** Start of Records for this exercise **
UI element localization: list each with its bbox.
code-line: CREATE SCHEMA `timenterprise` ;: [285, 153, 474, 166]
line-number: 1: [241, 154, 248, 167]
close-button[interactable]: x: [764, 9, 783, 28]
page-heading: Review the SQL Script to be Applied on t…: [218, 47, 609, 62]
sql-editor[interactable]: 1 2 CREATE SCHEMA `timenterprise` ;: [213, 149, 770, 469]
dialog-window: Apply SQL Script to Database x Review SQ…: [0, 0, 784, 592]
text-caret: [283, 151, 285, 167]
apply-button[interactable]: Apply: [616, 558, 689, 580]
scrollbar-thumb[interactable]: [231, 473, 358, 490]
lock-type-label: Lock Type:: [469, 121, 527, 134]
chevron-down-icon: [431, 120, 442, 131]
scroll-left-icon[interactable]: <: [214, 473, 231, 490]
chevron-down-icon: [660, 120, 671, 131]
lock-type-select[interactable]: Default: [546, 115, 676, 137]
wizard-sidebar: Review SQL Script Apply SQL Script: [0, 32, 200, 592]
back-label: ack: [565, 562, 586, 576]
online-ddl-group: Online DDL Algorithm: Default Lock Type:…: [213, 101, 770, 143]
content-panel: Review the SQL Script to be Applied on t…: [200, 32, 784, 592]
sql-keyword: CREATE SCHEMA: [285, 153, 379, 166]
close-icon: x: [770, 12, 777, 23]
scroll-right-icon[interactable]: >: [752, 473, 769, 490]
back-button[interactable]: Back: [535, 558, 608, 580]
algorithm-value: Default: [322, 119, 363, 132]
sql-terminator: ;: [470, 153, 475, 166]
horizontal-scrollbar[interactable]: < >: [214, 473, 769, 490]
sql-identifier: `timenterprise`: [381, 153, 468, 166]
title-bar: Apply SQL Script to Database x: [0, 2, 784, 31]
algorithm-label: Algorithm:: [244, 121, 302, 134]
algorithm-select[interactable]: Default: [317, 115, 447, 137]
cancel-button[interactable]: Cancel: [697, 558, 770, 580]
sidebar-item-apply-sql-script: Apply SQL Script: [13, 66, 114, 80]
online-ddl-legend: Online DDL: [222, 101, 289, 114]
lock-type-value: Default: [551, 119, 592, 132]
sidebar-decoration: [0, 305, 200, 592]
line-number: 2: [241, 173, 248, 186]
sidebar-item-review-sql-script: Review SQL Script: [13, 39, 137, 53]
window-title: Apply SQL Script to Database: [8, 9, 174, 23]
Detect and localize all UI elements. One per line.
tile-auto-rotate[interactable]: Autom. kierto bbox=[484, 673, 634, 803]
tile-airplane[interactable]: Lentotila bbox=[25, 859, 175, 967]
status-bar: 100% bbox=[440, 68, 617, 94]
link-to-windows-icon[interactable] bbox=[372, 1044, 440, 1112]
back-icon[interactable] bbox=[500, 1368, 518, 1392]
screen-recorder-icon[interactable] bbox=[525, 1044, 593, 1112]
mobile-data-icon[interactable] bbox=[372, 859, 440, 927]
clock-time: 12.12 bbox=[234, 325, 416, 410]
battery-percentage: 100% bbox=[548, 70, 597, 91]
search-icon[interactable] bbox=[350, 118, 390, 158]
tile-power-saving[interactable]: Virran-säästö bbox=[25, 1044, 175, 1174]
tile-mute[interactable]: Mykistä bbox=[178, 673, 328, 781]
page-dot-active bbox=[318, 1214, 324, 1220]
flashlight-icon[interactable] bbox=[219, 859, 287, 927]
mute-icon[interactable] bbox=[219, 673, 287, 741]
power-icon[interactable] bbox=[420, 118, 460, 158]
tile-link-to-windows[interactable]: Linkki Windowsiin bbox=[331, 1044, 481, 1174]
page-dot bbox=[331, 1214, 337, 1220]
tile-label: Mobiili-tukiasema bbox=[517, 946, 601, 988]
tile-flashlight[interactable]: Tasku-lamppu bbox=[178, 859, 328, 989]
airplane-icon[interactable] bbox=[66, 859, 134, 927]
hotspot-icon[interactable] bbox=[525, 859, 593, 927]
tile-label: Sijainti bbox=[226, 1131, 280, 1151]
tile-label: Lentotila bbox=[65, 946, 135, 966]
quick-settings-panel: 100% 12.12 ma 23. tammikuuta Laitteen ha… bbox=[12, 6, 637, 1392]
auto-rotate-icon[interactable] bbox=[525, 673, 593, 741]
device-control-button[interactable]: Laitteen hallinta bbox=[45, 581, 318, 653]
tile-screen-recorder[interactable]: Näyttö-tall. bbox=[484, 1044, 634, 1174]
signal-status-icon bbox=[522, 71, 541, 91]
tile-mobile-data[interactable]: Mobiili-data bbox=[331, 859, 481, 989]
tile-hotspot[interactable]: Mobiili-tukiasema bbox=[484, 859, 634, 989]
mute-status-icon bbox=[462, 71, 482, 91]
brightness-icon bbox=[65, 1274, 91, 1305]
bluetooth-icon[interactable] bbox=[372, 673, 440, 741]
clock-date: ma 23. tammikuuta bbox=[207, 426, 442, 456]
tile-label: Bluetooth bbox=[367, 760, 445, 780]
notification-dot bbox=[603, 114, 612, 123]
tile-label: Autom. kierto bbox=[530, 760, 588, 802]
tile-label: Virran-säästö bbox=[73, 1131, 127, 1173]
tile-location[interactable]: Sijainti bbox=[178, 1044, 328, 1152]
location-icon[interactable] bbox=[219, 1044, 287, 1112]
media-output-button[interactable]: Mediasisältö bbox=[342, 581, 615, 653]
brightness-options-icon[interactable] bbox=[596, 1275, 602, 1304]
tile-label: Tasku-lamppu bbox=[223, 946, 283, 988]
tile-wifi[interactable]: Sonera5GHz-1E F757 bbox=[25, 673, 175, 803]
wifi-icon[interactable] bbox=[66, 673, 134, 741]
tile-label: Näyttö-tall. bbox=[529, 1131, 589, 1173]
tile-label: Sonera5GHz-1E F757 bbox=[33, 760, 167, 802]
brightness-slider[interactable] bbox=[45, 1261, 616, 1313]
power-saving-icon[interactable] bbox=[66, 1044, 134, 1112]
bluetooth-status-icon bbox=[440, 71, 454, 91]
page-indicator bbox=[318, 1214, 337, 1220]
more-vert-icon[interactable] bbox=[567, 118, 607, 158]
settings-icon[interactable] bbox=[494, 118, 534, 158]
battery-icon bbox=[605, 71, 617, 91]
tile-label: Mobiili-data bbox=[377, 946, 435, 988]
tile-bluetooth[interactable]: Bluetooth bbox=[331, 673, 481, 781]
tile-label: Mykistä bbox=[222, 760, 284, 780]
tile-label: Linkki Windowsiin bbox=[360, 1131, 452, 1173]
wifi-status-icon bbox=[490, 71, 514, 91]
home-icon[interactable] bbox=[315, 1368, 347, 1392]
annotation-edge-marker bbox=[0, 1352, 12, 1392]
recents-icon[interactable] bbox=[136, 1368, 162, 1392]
** End of Records for this exercise **
Please rewrite all of the data above as a numbered list, leaving out any blank lines.

1. UI element localization: list each with its bbox.
2. code-line: CREATE SCHEMA `timenterprise` ;: [285, 153, 474, 166]
3. line-number: 1: [241, 154, 248, 167]
4. close-button[interactable]: x: [764, 9, 783, 28]
5. page-heading: Review the SQL Script to be Applied on t…: [218, 47, 609, 62]
6. sql-editor[interactable]: 1 2 CREATE SCHEMA `timenterprise` ;: [213, 149, 770, 469]
7. dialog-window: Apply SQL Script to Database x Review SQ…: [0, 0, 784, 592]
8. text-caret: [283, 151, 285, 167]
9. apply-button[interactable]: Apply: [616, 558, 689, 580]
10. scrollbar-thumb[interactable]: [231, 473, 358, 490]
11. lock-type-label: Lock Type:: [469, 121, 527, 134]
12. chevron-down-icon: [431, 120, 442, 131]
13. scroll-left-icon[interactable]: <: [214, 473, 231, 490]
14. chevron-down-icon: [660, 120, 671, 131]
15. lock-type-select[interactable]: Default: [546, 115, 676, 137]
16. wizard-sidebar: Review SQL Script Apply SQL Script: [0, 32, 200, 592]
17. back-label: ack: [565, 562, 586, 576]
18. online-ddl-group: Online DDL Algorithm: Default Lock Type:…: [213, 101, 770, 143]
19. content-panel: Review the SQL Script to be Applied on t…: [200, 32, 784, 592]
20. sql-keyword: CREATE SCHEMA: [285, 153, 379, 166]
21. close-icon: x: [770, 12, 777, 23]
22. scroll-right-icon[interactable]: >: [752, 473, 769, 490]
23. back-button[interactable]: Back: [535, 558, 608, 580]
24. algorithm-value: Default: [322, 119, 363, 132]
25. sql-terminator: ;: [470, 153, 475, 166]
26. horizontal-scrollbar[interactable]: < >: [214, 473, 769, 490]
27. sql-identifier: `timenterprise`: [381, 153, 468, 166]
28. title-bar: Apply SQL Script to Database x: [0, 2, 784, 31]
29. algorithm-label: Algorithm:: [244, 121, 302, 134]
30. algorithm-select[interactable]: Default: [317, 115, 447, 137]
31. cancel-button[interactable]: Cancel: [697, 558, 770, 580]
32. sidebar-item-apply-sql-script: Apply SQL Script: [13, 66, 114, 80]
33. online-ddl-legend: Online DDL: [222, 101, 289, 114]
34. lock-type-value: Default: [551, 119, 592, 132]
35. sidebar-decoration: [0, 305, 200, 592]
36. line-number: 2: [241, 173, 248, 186]
37. sidebar-item-review-sql-script: Review SQL Script: [13, 39, 137, 53]
38. window-title: Apply SQL Script to Database: [8, 9, 174, 23]
39. Detect and localize all UI elements. One per line.
40. tile-auto-rotate[interactable]: Autom. kierto bbox=[484, 673, 634, 803]
41. tile-airplane[interactable]: Lentotila bbox=[25, 859, 175, 967]
42. status-bar: 100% bbox=[440, 68, 617, 94]
43. link-to-windows-icon[interactable] bbox=[372, 1044, 440, 1112]
44. back-icon[interactable] bbox=[500, 1368, 518, 1392]
45. screen-recorder-icon[interactable] bbox=[525, 1044, 593, 1112]
46. mobile-data-icon[interactable] bbox=[372, 859, 440, 927]
47. clock-time: 12.12 bbox=[234, 325, 416, 410]
48. battery-percentage: 100% bbox=[548, 70, 597, 91]
49. search-icon[interactable] bbox=[350, 118, 390, 158]
50. tile-power-saving[interactable]: Virran-säästö bbox=[25, 1044, 175, 1174]
51. tile-mute[interactable]: Mykistä bbox=[178, 673, 328, 781]
52. page-dot-active bbox=[318, 1214, 324, 1220]
53. flashlight-icon[interactable] bbox=[219, 859, 287, 927]
54. mute-icon[interactable] bbox=[219, 673, 287, 741]
55. power-icon[interactable] bbox=[420, 118, 460, 158]
56. tile-link-to-windows[interactable]: Linkki Windowsiin bbox=[331, 1044, 481, 1174]
57. page-dot bbox=[331, 1214, 337, 1220]
58. tile-label: Mobiili-tukiasema bbox=[517, 946, 601, 988]
59. tile-flashlight[interactable]: Tasku-lamppu bbox=[178, 859, 328, 989]
60. airplane-icon[interactable] bbox=[66, 859, 134, 927]
61. hotspot-icon[interactable] bbox=[525, 859, 593, 927]
62. tile-label: Sijainti bbox=[226, 1131, 280, 1151]
63. tile-label: Lentotila bbox=[65, 946, 135, 966]
64. quick-settings-panel: 100% 12.12 ma 23. tammikuuta Laitteen ha… bbox=[12, 6, 637, 1392]
65. auto-rotate-icon[interactable] bbox=[525, 673, 593, 741]
66. device-control-button[interactable]: Laitteen hallinta bbox=[45, 581, 318, 653]
67. tile-screen-recorder[interactable]: Näyttö-tall. bbox=[484, 1044, 634, 1174]
68. signal-status-icon bbox=[522, 71, 541, 91]
69. tile-mobile-data[interactable]: Mobiili-data bbox=[331, 859, 481, 989]
70. tile-hotspot[interactable]: Mobiili-tukiasema bbox=[484, 859, 634, 989]
71. mute-status-icon bbox=[462, 71, 482, 91]
72. brightness-icon bbox=[65, 1274, 91, 1305]
73. bluetooth-icon[interactable] bbox=[372, 673, 440, 741]
74. clock-date: ma 23. tammikuuta bbox=[207, 426, 442, 456]
75. tile-label: Bluetooth bbox=[367, 760, 445, 780]
76. notification-dot bbox=[603, 114, 612, 123]
77. tile-label: Autom. kierto bbox=[530, 760, 588, 802]
78. tile-label: Virran-säästö bbox=[73, 1131, 127, 1173]
79. tile-location[interactable]: Sijainti bbox=[178, 1044, 328, 1152]
80. location-icon[interactable] bbox=[219, 1044, 287, 1112]
81. media-output-button[interactable]: Mediasisältö bbox=[342, 581, 615, 653]
82. brightness-options-icon[interactable] bbox=[596, 1275, 602, 1304]
83. tile-label: Tasku-lamppu bbox=[223, 946, 283, 988]
84. tile-wifi[interactable]: Sonera5GHz-1E F757 bbox=[25, 673, 175, 803]
85. wifi-icon[interactable] bbox=[66, 673, 134, 741]
86. tile-label: Näyttö-tall. bbox=[529, 1131, 589, 1173]
87. tile-label: Sonera5GHz-1E F757 bbox=[33, 760, 167, 802]
88. brightness-slider[interactable] bbox=[45, 1261, 616, 1313]
89. power-saving-icon[interactable] bbox=[66, 1044, 134, 1112]
90. bluetooth-status-icon bbox=[440, 71, 454, 91]
91. page-indicator bbox=[318, 1214, 337, 1220]
92. more-vert-icon[interactable] bbox=[567, 118, 607, 158]
93. settings-icon[interactable] bbox=[494, 118, 534, 158]
94. battery-icon bbox=[605, 71, 617, 91]
95. tile-label: Mobiili-data bbox=[377, 946, 435, 988]
96. tile-bluetooth[interactable]: Bluetooth bbox=[331, 673, 481, 781]
97. tile-label: Mykistä bbox=[222, 760, 284, 780]
98. tile-label: Linkki Windowsiin bbox=[360, 1131, 452, 1173]
99. wifi-status-icon bbox=[490, 71, 514, 91]
100. home-icon[interactable] bbox=[315, 1368, 347, 1392]
101. annotation-edge-marker bbox=[0, 1352, 12, 1392]
102. recents-icon[interactable] bbox=[136, 1368, 162, 1392]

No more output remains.